18-642 Project 7

Updated 8/28/2022. Changelog

Learning objective: Take a high level design, create a statechart, and create code to go with the statechart.

Do NOT modify your code until AFTER you have updated your statechart. Doing code first then updating statechart completely undermines the learning objective for this project.

For this project start with the material from the previous project (Requirements and Sequence Diagrams) and finish the design flow through to code. We want you to do a more rigorous design process including: product requiremnents, sequence diagrams, statecharts, code, and traceability.You should re-use the design materials from the previous project as a starting point, but you should be updating those materials to match where you end up with your statechart and code. You'll be carrying this new design forward for the rest of the project phases, so it's worth your while to get it right.

This project spans extra time (about two weeks). We are assigning it as a two-week chunk to give you more mid-semester time management flexibility as you complete work for other courses. We strongly recommend you try to get ahead and take a first pass through as much as you can on week 1 so you don't have a time crunch on week 2. But, if you are overwhelmed with another course it's up to you how you prioritize and manage your time.

• Recall that you should satisfy the behavior requirements from Projects 5 and 6. (In a later project these will be enforced):
  • The turtle shall not move more than one adjacent square per call to tick.
  • The turtle shall rotate at most 90 degrees per tick.
  • The turtle shall only move in the direction it is facing.
  • The turtle shall be facing the potential wall segment that it is calling bumped for.
  • The turtle shall make at most one call to bumped per tick.
  • The turtle shall not move through walls.
  • The turtle shall stop when it solves the maze via reaching the end square.

Lab Files:

• Virtualbox image changelog)
• VirtualBox software download

Hints/Helpful Links:

• Please follow the handin naming convention: every filename (before the file extension) must end in [FamilyName]_[GivenName]_[AndrewID]. You don't need to re-name ALL the files with the project number, and especially we don't want you to have to waste time renaming all your source code files for every project. But the highest level zip file shall have a P07 prefix, and files specific to this project (e.g., the project 7 writeup) shall also have a project number prefix.
• In this and future projects, $ECE642RTLE_DIR refers to ~/catkin_ws/src/ece642rtle (or corresponding project workspace).
• Some studenst say they find this order unintuitive or weird. That is often because they learned to do "documentation" after writing code. A significant point of this course is to change the order you do these tasks in to be the one in the procedure below (code comes later, only after you've figured out the design). If any concerns or questions about this please ask at instructor office hours.
• See the Recitation video and slides on Canvas

Procedure:

(It is expected you will iterate across these procedural steps as you refine your design.)

1. High Level Requirements: Re-use high level requirements from the previous project as a starting point. You shall update these to match any changes you make.
2. Sequence Diagrams: Re-use sequence diagrams from the previous project as a starting point. You shall update these to match any changes you make.
3. SD to Reqs Traceability: Re-use the traceability table from the previous project as a starting point. You shall update these to match any changes you make.

_ _ _ _

> _GOAL_:
Answer these questions from the project page:
(a) About how long does this project span?
(b) What prefix must the highest level zip file have?
(c) At most how many degrees may the turtle rotate per tick?

> _STORED DATA_:
_ _ _ _

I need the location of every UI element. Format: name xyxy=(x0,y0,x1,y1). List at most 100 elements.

_ _ _ _

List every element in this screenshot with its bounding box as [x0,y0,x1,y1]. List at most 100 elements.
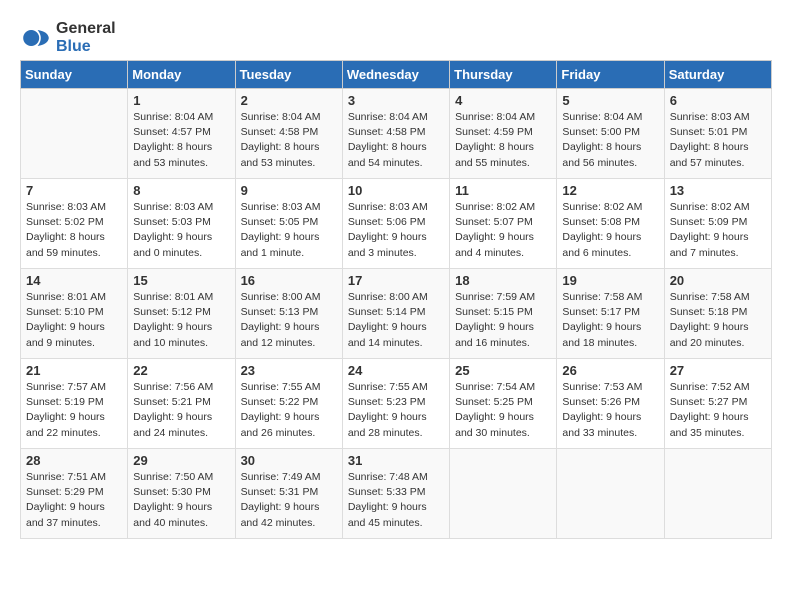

_ _ _ _

> _EXERCISE OUTPUT_:
(a) About two weeks.
(b) P07.
(c) 90 degrees.